## [Goal of the exercise]
Read the records and gather each line that includes "your".

Records from a data collection:
◇ ◇ ◇

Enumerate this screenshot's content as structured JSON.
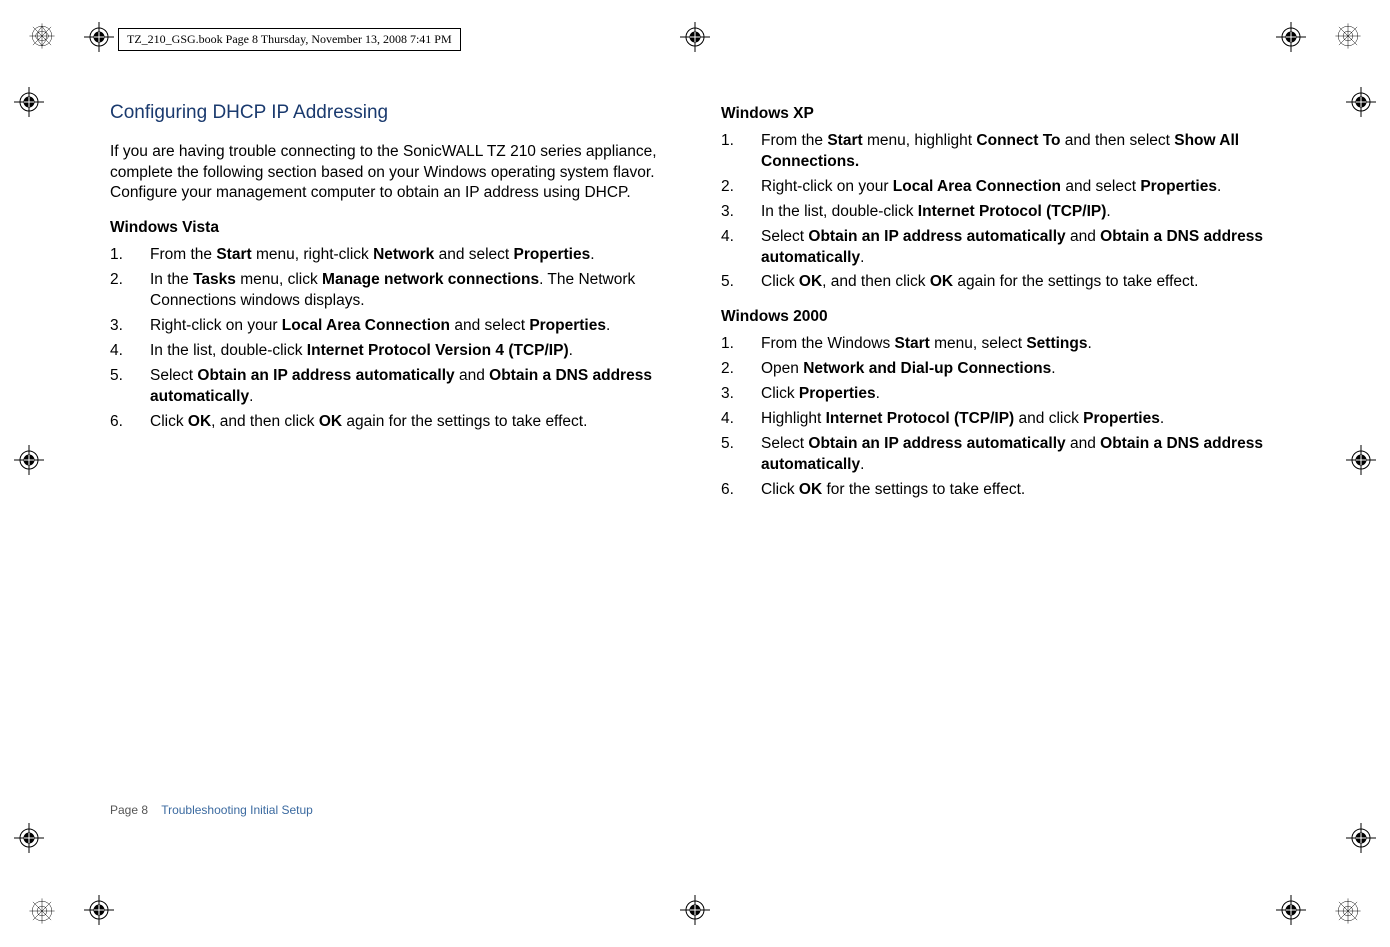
{
  "header": {
    "text": "TZ_210_GSG.book  Page 8  Thursday, November 13, 2008  7:41 PM"
  },
  "left": {
    "title": "Configuring DHCP IP Addressing",
    "intro": "If you are having trouble connecting to the SonicWALL TZ 210 series appliance, complete the following section based on your Windows operating system flavor. Configure your management computer to obtain an IP address using DHCP.",
    "vista": {
      "heading": "Windows Vista",
      "steps": {
        "s1a": "From the ",
        "s1b": "Start",
        "s1c": " menu, right-click ",
        "s1d": "Network",
        "s1e": " and select ",
        "s1f": "Properties",
        "s1g": ".",
        "s2a": "In the ",
        "s2b": "Tasks",
        "s2c": " menu, click ",
        "s2d": "Manage network connections",
        "s2e": ". The Network Connections windows displays.",
        "s3a": "Right-click on your ",
        "s3b": "Local Area Connection",
        "s3c": " and select ",
        "s3d": "Properties",
        "s3e": ".",
        "s4a": "In the list, double-click ",
        "s4b": "Internet Protocol Version 4 (TCP/IP)",
        "s4c": ".",
        "s5a": "Select ",
        "s5b": "Obtain an IP address automatically",
        "s5c": " and ",
        "s5d": "Obtain a DNS address automatically",
        "s5e": ".",
        "s6a": "Click ",
        "s6b": "OK",
        "s6c": ", and then click ",
        "s6d": "OK",
        "s6e": " again for the settings to take effect."
      }
    }
  },
  "right": {
    "xp": {
      "heading": "Windows XP",
      "steps": {
        "s1a": "From the ",
        "s1b": "Start",
        "s1c": " menu, highlight ",
        "s1d": "Connect To",
        "s1e": " and then select ",
        "s1f": "Show All Connections.",
        "s2a": "Right-click on your ",
        "s2b": "Local Area Connection",
        "s2c": " and select ",
        "s2d": "Properties",
        "s2e": ".",
        "s3a": "In the list, double-click ",
        "s3b": "Internet Protocol (TCP/IP)",
        "s3c": ".",
        "s4a": "Select ",
        "s4b": "Obtain an IP address automatically",
        "s4c": " and ",
        "s4d": "Obtain a DNS address automatically",
        "s4e": ".",
        "s5a": "Click ",
        "s5b": "OK",
        "s5c": ", and then click ",
        "s5d": "OK",
        "s5e": " again for the settings to take effect."
      }
    },
    "win2000": {
      "heading": "Windows 2000",
      "steps": {
        "s1a": "From the Windows ",
        "s1b": "Start",
        "s1c": " menu, select ",
        "s1d": "Settings",
        "s1e": ".",
        "s2a": "Open ",
        "s2b": "Network and Dial-up Connections",
        "s2c": ".",
        "s3a": "Click ",
        "s3b": "Properties",
        "s3c": ".",
        "s4a": "Highlight ",
        "s4b": "Internet Protocol (TCP/IP)",
        "s4c": " and click ",
        "s4d": "Properties",
        "s4e": ".",
        "s5a": "Select ",
        "s5b": "Obtain an IP address automatically",
        "s5c": " and ",
        "s5d": "Obtain a DNS address automatically",
        "s5e": ".",
        "s6a": "Click ",
        "s6b": "OK",
        "s6c": " for the settings to take effect."
      }
    }
  },
  "footer": {
    "page": "Page 8",
    "section": "Troubleshooting Initial Setup"
  }
}
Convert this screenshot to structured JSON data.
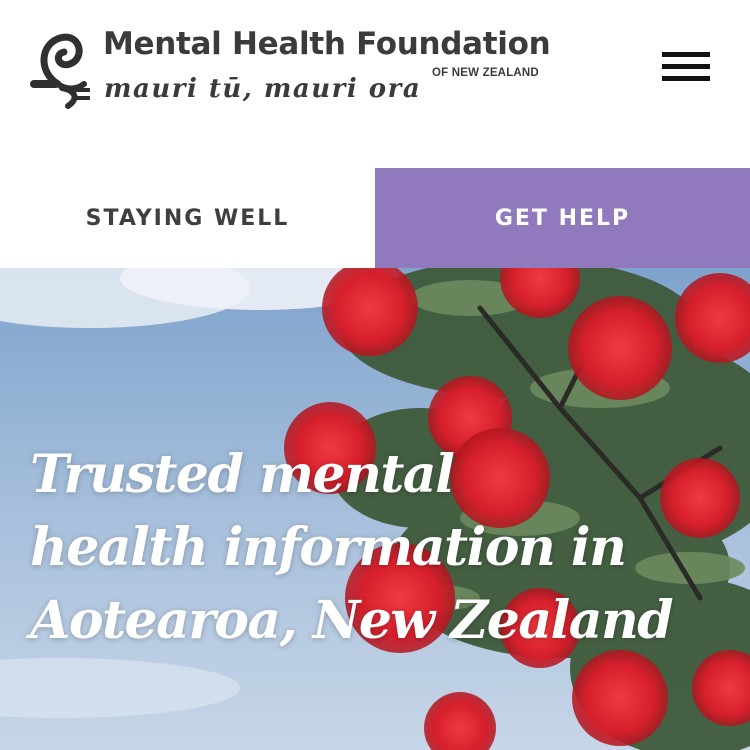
{
  "header": {
    "logo_icon": "koru-swirl-icon",
    "org_name": "Mental Health Foundation",
    "org_country": "OF NEW ZEALAND",
    "tagline": "mauri tū, mauri ora",
    "menu_icon": "hamburger-menu-icon"
  },
  "nav": {
    "tabs": [
      {
        "label": "STAYING WELL",
        "active": false
      },
      {
        "label": "GET HELP",
        "active": true
      }
    ]
  },
  "hero": {
    "heading_line1": "Trusted mental",
    "heading_line2": "health information in",
    "heading_line3": "Aotearoa, New Zealand",
    "image": "pohutukawa-flowers-against-sky"
  },
  "colors": {
    "accent_purple": "#9079bd",
    "text_dark": "#3a3b3d",
    "flower_red": "#d8232f",
    "sky_blue": "#9cb7d6"
  }
}
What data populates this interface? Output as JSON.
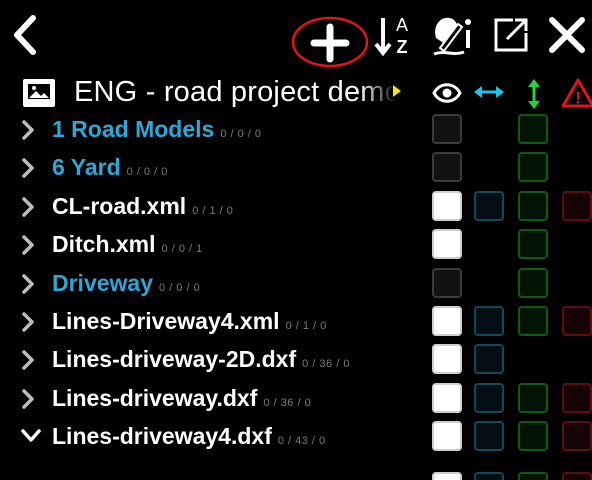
{
  "toolbar": {
    "back_icon": "chevron-left-icon",
    "add_icon": "plus-icon",
    "sort_icon": "sort-az-icon",
    "sort_letters": [
      "A",
      "Z"
    ],
    "edit_icon": "pen-info-icon",
    "open_icon": "open-external-icon",
    "close_icon": "close-icon",
    "highlight_color": "#e0141a"
  },
  "project": {
    "icon": "image-folder-icon",
    "title": "ENG - road project demo"
  },
  "column_headers": {
    "visibility": "eye-icon",
    "horizontal": "horizontal-arrows-icon",
    "vertical": "vertical-arrows-icon",
    "warning": "warning-icon",
    "warning_glyph": "!"
  },
  "rows": [
    {
      "name": "1 Road Models",
      "counts": "0 / 0 / 0",
      "type": "folder",
      "expanded": false,
      "checks": {
        "visible": "dark",
        "horizontal": false,
        "vertical": true,
        "warning": false
      }
    },
    {
      "name": "6 Yard",
      "counts": "0 / 0 / 0",
      "type": "folder",
      "expanded": false,
      "checks": {
        "visible": "dark",
        "horizontal": false,
        "vertical": true,
        "warning": false
      }
    },
    {
      "name": "CL-road.xml",
      "counts": "0 / 1 / 0",
      "type": "file",
      "expanded": false,
      "checks": {
        "visible": "white",
        "horizontal": true,
        "vertical": true,
        "warning": true
      }
    },
    {
      "name": "Ditch.xml",
      "counts": "0 / 0 / 1",
      "type": "file",
      "expanded": false,
      "checks": {
        "visible": "white",
        "horizontal": false,
        "vertical": true,
        "warning": false
      }
    },
    {
      "name": "Driveway",
      "counts": "0 / 0 / 0",
      "type": "folder",
      "expanded": false,
      "checks": {
        "visible": "dark",
        "horizontal": false,
        "vertical": true,
        "warning": false
      }
    },
    {
      "name": "Lines-Driveway4.xml",
      "counts": "0 / 1 / 0",
      "type": "file",
      "expanded": false,
      "checks": {
        "visible": "white",
        "horizontal": true,
        "vertical": true,
        "warning": true
      }
    },
    {
      "name": "Lines-driveway-2D.dxf",
      "counts": "0 / 36 / 0",
      "type": "file",
      "expanded": false,
      "checks": {
        "visible": "white",
        "horizontal": true,
        "vertical": false,
        "warning": false
      }
    },
    {
      "name": "Lines-driveway.dxf",
      "counts": "0 / 36 / 0",
      "type": "file",
      "expanded": false,
      "checks": {
        "visible": "white",
        "horizontal": true,
        "vertical": true,
        "warning": true
      }
    },
    {
      "name": "Lines-driveway4.dxf",
      "counts": "0 / 43 / 0",
      "type": "file",
      "expanded": true,
      "checks": {
        "visible": "white",
        "horizontal": true,
        "vertical": true,
        "warning": true
      }
    }
  ]
}
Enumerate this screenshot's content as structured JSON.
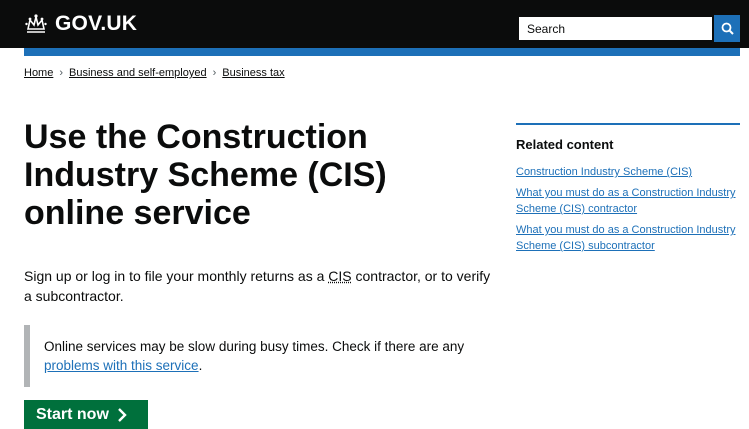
{
  "header": {
    "logo_text": "GOV.UK",
    "search_placeholder": "Search"
  },
  "breadcrumb": [
    "Home",
    "Business and self-employed",
    "Business tax"
  ],
  "main": {
    "title": "Use the Construction Industry Scheme (CIS) online service",
    "lead": {
      "before": "Sign up or log in to file your monthly returns as a ",
      "abbr": "CIS",
      "after": " contractor, or to verify a subcontractor."
    },
    "inset": {
      "text": "Online services may be slow during busy times. Check if there are any ",
      "link": "problems with this service",
      "after": "."
    },
    "start_button": "Start now"
  },
  "related": {
    "heading": "Related content",
    "links": [
      "Construction Industry Scheme (CIS)",
      "What you must do as a Construction Industry Scheme (CIS) contractor",
      "What you must do as a Construction Industry Scheme (CIS) subcontractor"
    ]
  },
  "colors": {
    "header_bg": "#0b0c0c",
    "brand_blue": "#1d70b8",
    "start_green": "#00703c",
    "inset_border": "#b1b4b6"
  }
}
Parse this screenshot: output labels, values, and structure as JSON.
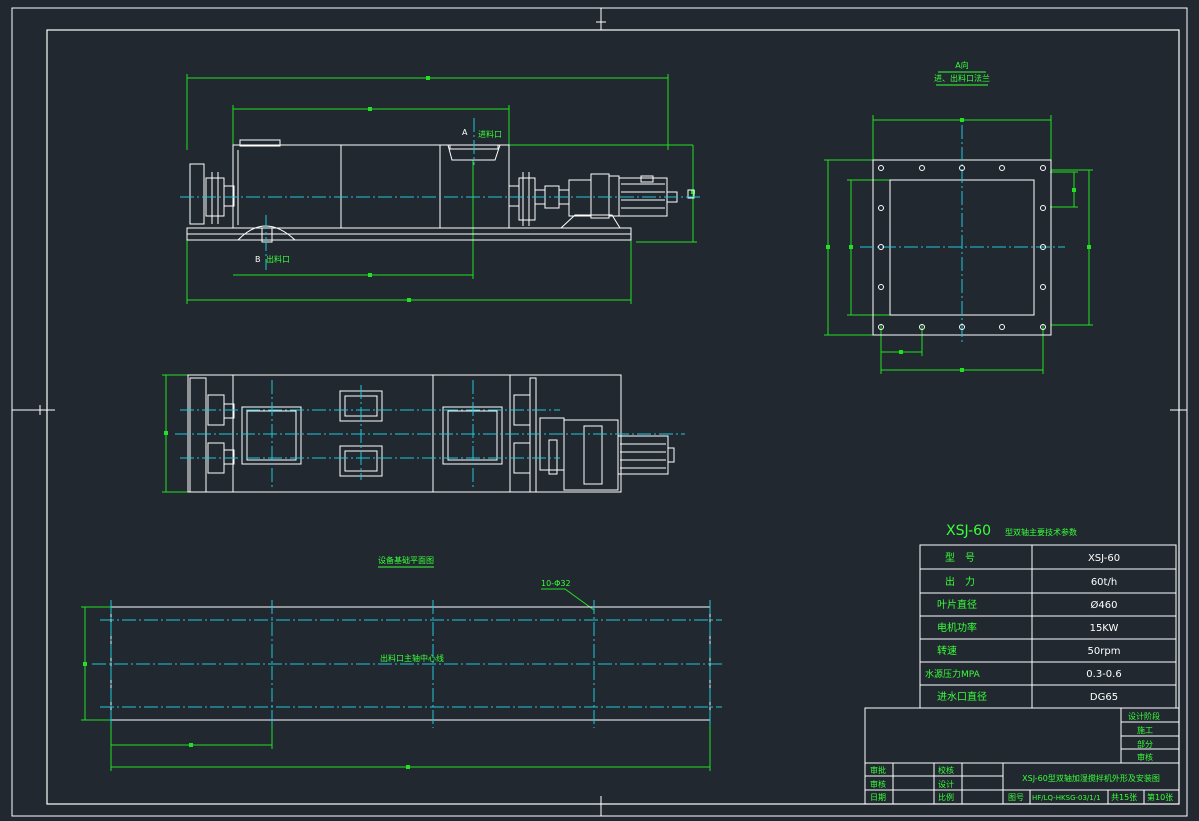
{
  "canvas": {
    "background": "#212830",
    "colors": {
      "frame": "#ffffff",
      "outline": "#ffffff",
      "dimension": "#22e022",
      "centerline": "#20c8d8",
      "text": "#39ff39"
    }
  },
  "elevation": {
    "feed_label": "进料口",
    "discharge_label": "出料口",
    "mark_a": "A",
    "mark_b": "B"
  },
  "flange_view": {
    "title": "A向",
    "subtitle": "进、出料口法兰"
  },
  "foundation": {
    "title": "设备基础平面图",
    "bolt_callout": "10-Φ32",
    "centerline_label": "出料口主轴中心线"
  },
  "spec_table": {
    "title_code": "XSJ-60",
    "title_rest": "型双轴主要技术参数",
    "rows": [
      {
        "label": "型　号",
        "value": "XSJ-60"
      },
      {
        "label": "出　力",
        "value": "60t/h"
      },
      {
        "label": "叶片直径",
        "value": "Ø460"
      },
      {
        "label": "电机功率",
        "value": "15KW"
      },
      {
        "label": "转速",
        "value": "50rpm"
      },
      {
        "label": "水源压力MPA",
        "value": "0.3-0.6"
      },
      {
        "label": "进水口直径",
        "value": "DG65"
      }
    ]
  },
  "title_block": {
    "stage_header": "设计阶段",
    "stages": [
      "施工",
      "部分",
      "审核"
    ],
    "roles": [
      {
        "left": "审批",
        "right": "校核"
      },
      {
        "left": "审核",
        "right": "设计"
      },
      {
        "left": "日期",
        "right": "比例"
      }
    ],
    "drawing_title": "XSJ-60型双轴加湿搅拌机外形及安装图",
    "drawing_no_label": "图号",
    "drawing_no": "HF/LQ-HKSG-03/1/1",
    "total_sheets": "共15张",
    "sheet_no": "第10张"
  }
}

◇ ◇ ◇

## [Final result]
    "intro": "If you are having trouble connecting to the SonicWALL TZ 210 series appliance, complete the following section based on your Windows operating system flavor. Configure your management computer to obtain an IP address using DHCP.",
        "s3a": "Right-click on your ",
        "s2a": "Right-click on your ",
      "before": "Sign up or log in to file your monthly returns as a ",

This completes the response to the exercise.